**PROMPT**
Swap every "Empty bins" in the material below for "Take out trash", and leave all other text as it is.

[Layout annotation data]
— Begin —
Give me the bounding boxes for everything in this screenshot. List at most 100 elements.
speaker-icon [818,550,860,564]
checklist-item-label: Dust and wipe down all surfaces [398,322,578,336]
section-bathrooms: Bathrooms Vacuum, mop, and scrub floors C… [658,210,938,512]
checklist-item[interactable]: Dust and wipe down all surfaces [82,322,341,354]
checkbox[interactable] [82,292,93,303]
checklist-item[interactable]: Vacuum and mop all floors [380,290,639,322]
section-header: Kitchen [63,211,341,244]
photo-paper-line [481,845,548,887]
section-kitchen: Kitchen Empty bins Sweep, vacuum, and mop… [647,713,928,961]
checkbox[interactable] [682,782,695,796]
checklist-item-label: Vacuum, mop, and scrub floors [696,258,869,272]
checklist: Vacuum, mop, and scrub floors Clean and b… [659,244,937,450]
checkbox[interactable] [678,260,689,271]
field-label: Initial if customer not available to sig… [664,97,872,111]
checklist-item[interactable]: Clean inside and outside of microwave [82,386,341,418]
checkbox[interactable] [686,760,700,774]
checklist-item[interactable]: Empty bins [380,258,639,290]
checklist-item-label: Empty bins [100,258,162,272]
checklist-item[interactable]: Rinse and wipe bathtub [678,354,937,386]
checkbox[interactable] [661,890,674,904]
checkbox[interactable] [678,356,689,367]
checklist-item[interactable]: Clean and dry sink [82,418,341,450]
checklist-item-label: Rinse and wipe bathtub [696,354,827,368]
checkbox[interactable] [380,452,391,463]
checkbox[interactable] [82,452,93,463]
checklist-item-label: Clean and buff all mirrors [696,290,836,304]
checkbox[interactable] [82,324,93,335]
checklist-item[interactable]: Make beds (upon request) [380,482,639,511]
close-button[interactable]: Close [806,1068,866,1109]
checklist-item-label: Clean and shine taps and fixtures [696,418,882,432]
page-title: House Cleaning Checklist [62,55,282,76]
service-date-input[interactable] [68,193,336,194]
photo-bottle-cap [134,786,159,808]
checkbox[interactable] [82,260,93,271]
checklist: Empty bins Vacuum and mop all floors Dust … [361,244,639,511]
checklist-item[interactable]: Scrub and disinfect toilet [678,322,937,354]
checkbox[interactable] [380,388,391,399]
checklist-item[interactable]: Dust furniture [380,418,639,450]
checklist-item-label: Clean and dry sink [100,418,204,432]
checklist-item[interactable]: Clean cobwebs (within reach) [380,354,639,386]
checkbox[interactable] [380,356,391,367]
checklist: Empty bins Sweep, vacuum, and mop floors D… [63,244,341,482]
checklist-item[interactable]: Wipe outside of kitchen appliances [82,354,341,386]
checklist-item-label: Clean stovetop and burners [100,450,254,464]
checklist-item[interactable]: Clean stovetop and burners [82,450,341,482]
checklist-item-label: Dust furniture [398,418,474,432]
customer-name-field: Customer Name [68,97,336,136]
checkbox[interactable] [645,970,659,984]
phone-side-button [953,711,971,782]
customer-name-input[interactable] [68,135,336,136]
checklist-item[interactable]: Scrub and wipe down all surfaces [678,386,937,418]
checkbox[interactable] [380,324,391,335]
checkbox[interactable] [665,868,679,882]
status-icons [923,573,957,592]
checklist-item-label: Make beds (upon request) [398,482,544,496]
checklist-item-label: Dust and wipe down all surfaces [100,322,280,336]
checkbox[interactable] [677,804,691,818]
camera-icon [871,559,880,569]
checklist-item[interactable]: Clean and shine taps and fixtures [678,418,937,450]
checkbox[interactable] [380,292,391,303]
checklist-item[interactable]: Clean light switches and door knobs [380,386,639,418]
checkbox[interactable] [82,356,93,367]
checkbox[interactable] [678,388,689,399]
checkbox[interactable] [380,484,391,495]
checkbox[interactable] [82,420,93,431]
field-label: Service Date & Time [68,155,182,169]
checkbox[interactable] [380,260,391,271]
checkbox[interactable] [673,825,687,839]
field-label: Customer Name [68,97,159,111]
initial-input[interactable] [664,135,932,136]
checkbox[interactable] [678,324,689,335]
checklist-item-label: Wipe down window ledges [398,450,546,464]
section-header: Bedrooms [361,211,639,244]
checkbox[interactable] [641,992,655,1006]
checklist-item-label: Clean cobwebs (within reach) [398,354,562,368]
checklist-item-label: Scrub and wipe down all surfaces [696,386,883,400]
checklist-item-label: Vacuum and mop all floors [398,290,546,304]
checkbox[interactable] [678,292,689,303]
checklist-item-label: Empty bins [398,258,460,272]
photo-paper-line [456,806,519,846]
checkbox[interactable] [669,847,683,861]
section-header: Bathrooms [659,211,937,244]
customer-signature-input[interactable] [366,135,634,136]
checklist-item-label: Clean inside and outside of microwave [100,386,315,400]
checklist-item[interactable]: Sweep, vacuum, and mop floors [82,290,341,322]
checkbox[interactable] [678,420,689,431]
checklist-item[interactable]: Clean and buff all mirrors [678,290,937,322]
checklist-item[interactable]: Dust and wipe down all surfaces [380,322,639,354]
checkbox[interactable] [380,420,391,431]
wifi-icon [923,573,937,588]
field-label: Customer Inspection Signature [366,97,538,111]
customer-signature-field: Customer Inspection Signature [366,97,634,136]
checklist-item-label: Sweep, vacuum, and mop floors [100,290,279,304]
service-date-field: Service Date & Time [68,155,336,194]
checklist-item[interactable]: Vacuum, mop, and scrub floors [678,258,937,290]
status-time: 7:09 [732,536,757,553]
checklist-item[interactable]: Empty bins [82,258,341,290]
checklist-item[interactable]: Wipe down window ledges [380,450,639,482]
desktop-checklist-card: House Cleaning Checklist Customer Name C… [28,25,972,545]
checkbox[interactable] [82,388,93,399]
— End —
**SOLUTION BELOW**
Give me the bounding boxes for everything in this screenshot. List at most 100 elements.
speaker-icon [818,550,860,564]
checklist-item-label: Dust and wipe down all surfaces [398,322,578,336]
section-bathrooms: Bathrooms Vacuum, mop, and scrub floors C… [658,210,938,512]
checklist-item[interactable]: Dust and wipe down all surfaces [82,322,341,354]
checkbox[interactable] [82,292,93,303]
checklist-item[interactable]: Vacuum and mop all floors [380,290,639,322]
section-header: Kitchen [63,211,341,244]
photo-paper-line [481,845,548,887]
section-kitchen: Kitchen Take out trash Sweep, vacuum, and mop… [647,713,928,961]
checkbox[interactable] [682,782,695,796]
checklist-item-label: Vacuum, mop, and scrub floors [696,258,869,272]
checklist: Vacuum, mop, and scrub floors Clean and b… [659,244,937,450]
checkbox[interactable] [678,260,689,271]
field-label: Initial if customer not available to sig… [664,97,872,111]
checklist-item[interactable]: Clean inside and outside of microwave [82,386,341,418]
checkbox[interactable] [686,760,700,774]
checklist-item[interactable]: Take out trash [380,258,639,290]
checklist-item-label: Take out trash [100,258,162,272]
checklist-item[interactable]: Rinse and wipe bathtub [678,354,937,386]
checkbox[interactable] [661,890,674,904]
checkbox[interactable] [678,356,689,367]
checklist-item[interactable]: Clean and dry sink [82,418,341,450]
checklist-item-label: Rinse and wipe bathtub [696,354,827,368]
checkbox[interactable] [380,452,391,463]
checkbox[interactable] [82,452,93,463]
checklist-item-label: Clean and buff all mirrors [696,290,836,304]
checkbox[interactable] [82,324,93,335]
checklist-item[interactable]: Make beds (upon request) [380,482,639,511]
close-button[interactable]: Close [806,1068,866,1109]
checklist-item-label: Clean and shine taps and fixtures [696,418,882,432]
page-title: House Cleaning Checklist [62,55,282,76]
service-date-input[interactable] [68,193,336,194]
photo-bottle-cap [134,786,159,808]
checkbox[interactable] [82,260,93,271]
checklist: Take out trash Vacuum and mop all floors Dust … [361,244,639,511]
checklist-item[interactable]: Scrub and disinfect toilet [678,322,937,354]
checkbox[interactable] [380,388,391,399]
checklist-item[interactable]: Dust furniture [380,418,639,450]
checklist-item-label: Clean and dry sink [100,418,204,432]
checklist-item[interactable]: Clean cobwebs (within reach) [380,354,639,386]
checkbox[interactable] [380,356,391,367]
checklist: Take out trash Sweep, vacuum, and mop floors D… [63,244,341,482]
checklist-item[interactable]: Wipe outside of kitchen appliances [82,354,341,386]
checklist-item-label: Clean stovetop and burners [100,450,254,464]
checklist-item[interactable]: Clean stovetop and burners [82,450,341,482]
checklist-item-label: Dust furniture [398,418,474,432]
customer-name-field: Customer Name [68,97,336,136]
checkbox[interactable] [645,970,659,984]
phone-side-button [953,711,971,782]
customer-name-input[interactable] [68,135,336,136]
checklist-item[interactable]: Scrub and wipe down all surfaces [678,386,937,418]
checkbox[interactable] [380,324,391,335]
checkbox[interactable] [665,868,679,882]
status-icons [923,573,957,592]
checklist-item-label: Make beds (upon request) [398,482,544,496]
checklist-item-label: Dust and wipe down all surfaces [100,322,280,336]
checkbox[interactable] [677,804,691,818]
camera-icon [871,559,880,569]
checklist-item[interactable]: Clean and shine taps and fixtures [678,418,937,450]
checkbox[interactable] [380,292,391,303]
checklist-item[interactable]: Clean light switches and door knobs [380,386,639,418]
checkbox[interactable] [82,356,93,367]
checkbox[interactable] [678,388,689,399]
checkbox[interactable] [380,484,391,495]
checkbox[interactable] [82,420,93,431]
field-label: Service Date & Time [68,155,182,169]
checkbox[interactable] [380,260,391,271]
checkbox[interactable] [673,825,687,839]
field-label: Customer Name [68,97,159,111]
initial-input[interactable] [664,135,932,136]
checkbox[interactable] [678,324,689,335]
checklist-item-label: Wipe down window ledges [398,450,546,464]
section-header: Bedrooms [361,211,639,244]
checkbox[interactable] [641,992,655,1006]
checklist-item-label: Clean cobwebs (within reach) [398,354,562,368]
checklist-item-label: Scrub and wipe down all surfaces [696,386,883,400]
checklist-item-label: Vacuum and mop all floors [398,290,546,304]
checkbox[interactable] [678,292,689,303]
checklist-item-label: Take out trash [398,258,460,272]
photo-paper-line [456,806,519,846]
checkbox[interactable] [669,847,683,861]
section-header: Bathrooms [659,211,937,244]
customer-signature-input[interactable] [366,135,634,136]
checklist-item-label: Clean inside and outside of microwave [100,386,315,400]
checklist-item[interactable]: Sweep, vacuum, and mop floors [82,290,341,322]
checkbox[interactable] [678,420,689,431]
checklist-item[interactable]: Clean and buff all mirrors [678,290,937,322]
checklist-item[interactable]: Dust and wipe down all surfaces [380,322,639,354]
checkbox[interactable] [380,420,391,431]
wifi-icon [923,573,937,588]
field-label: Customer Inspection Signature [366,97,538,111]
customer-signature-field: Customer Inspection Signature [366,97,634,136]
checklist-item-label: Sweep, vacuum, and mop floors [100,290,279,304]
service-date-field: Service Date & Time [68,155,336,194]
checklist-item[interactable]: Vacuum, mop, and scrub floors [678,258,937,290]
status-time: 7:09 [732,536,757,553]
checklist-item[interactable]: Take out trash [82,258,341,290]
checklist-item[interactable]: Wipe down window ledges [380,450,639,482]
desktop-checklist-card: House Cleaning Checklist Customer Name C… [28,25,972,545]
checkbox[interactable] [82,388,93,399]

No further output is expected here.